# Start of RECORDS FOR PROCESSING
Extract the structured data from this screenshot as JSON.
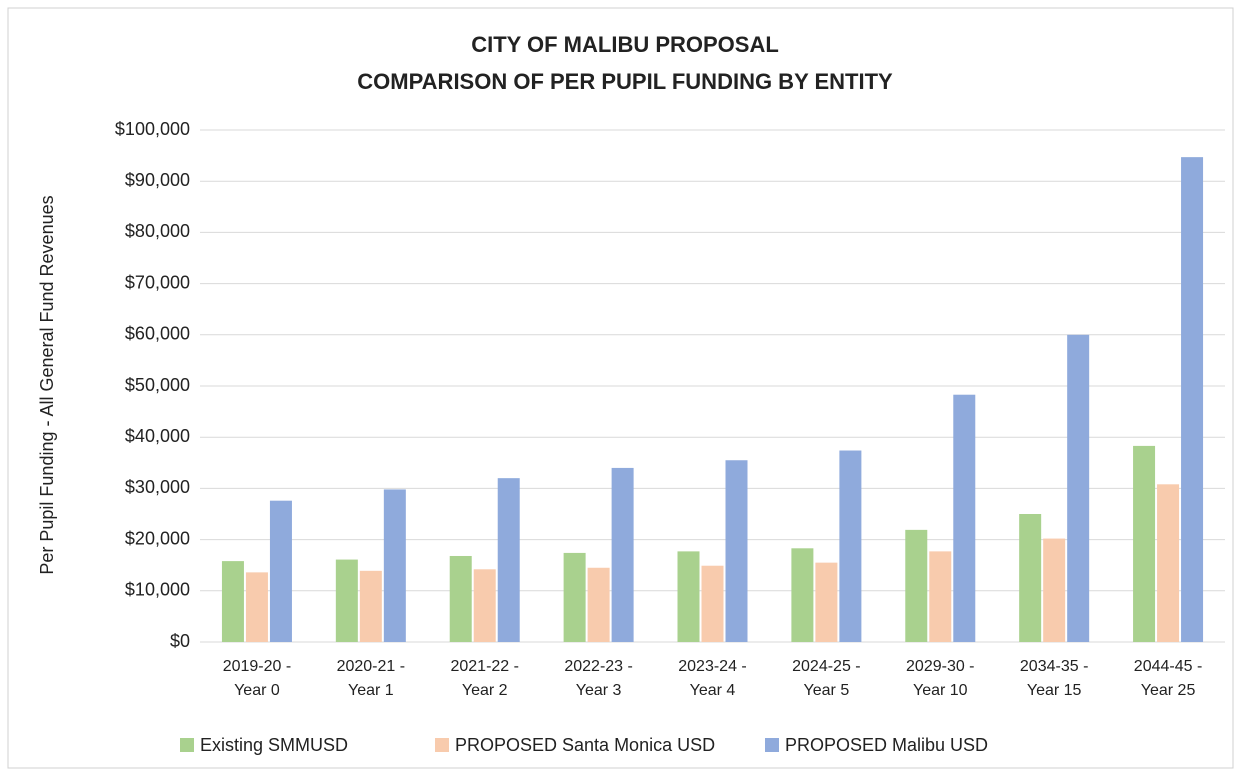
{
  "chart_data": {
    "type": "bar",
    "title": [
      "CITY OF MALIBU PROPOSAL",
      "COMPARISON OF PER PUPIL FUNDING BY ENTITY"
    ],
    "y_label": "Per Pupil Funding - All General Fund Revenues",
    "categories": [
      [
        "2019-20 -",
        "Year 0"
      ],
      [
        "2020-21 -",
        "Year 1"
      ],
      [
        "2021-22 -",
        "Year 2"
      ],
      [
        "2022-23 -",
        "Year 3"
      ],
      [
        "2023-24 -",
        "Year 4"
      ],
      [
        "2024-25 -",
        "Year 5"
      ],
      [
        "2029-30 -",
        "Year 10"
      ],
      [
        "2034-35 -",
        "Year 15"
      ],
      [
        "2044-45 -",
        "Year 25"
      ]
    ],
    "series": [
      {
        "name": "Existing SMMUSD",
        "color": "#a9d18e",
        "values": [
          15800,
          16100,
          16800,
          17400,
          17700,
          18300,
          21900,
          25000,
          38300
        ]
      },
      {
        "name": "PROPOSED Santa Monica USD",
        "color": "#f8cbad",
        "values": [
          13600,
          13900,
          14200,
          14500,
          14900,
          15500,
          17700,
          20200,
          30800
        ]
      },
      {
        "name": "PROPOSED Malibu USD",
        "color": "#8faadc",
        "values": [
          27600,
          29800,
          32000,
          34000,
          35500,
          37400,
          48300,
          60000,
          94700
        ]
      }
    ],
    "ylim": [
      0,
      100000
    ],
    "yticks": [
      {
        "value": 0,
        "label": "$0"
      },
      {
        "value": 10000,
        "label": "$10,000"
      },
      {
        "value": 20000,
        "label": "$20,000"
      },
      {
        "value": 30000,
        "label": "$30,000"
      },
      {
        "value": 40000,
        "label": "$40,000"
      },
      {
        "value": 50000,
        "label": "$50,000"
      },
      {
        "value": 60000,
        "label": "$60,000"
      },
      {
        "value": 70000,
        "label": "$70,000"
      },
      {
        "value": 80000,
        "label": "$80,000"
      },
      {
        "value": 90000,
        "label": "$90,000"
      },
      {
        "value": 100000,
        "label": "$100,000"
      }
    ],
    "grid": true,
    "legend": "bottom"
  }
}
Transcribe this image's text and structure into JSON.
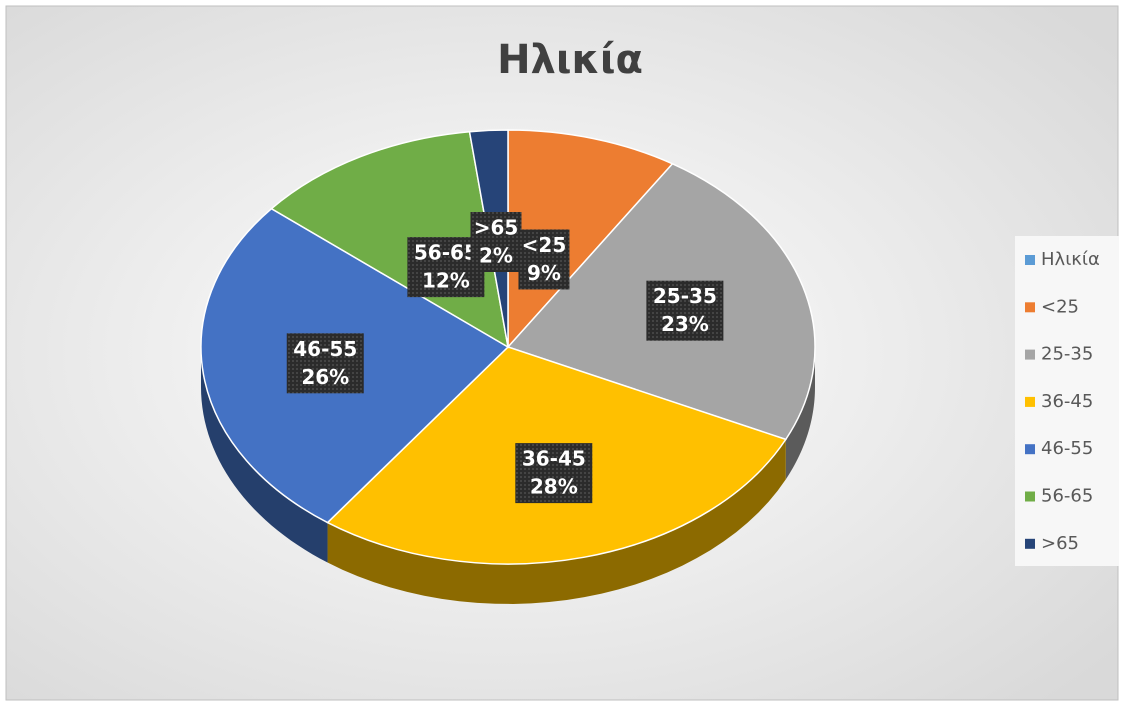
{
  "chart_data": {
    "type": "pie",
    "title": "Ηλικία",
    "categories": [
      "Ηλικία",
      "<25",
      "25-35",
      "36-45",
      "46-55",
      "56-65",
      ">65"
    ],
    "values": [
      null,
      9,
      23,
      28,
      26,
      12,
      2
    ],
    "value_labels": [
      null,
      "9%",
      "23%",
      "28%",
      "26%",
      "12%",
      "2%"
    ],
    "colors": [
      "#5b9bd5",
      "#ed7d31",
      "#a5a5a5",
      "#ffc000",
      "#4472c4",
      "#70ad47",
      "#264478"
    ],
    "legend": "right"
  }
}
# End of RECORDS FOR PROCESSING
**EXERCISE**
Gather and return every line that holds the string "name".

**SOLUTION**
        "name": "Existing SMMUSD",
        "name": "PROPOSED Santa Monica USD",
        "name": "PROPOSED Malibu USD",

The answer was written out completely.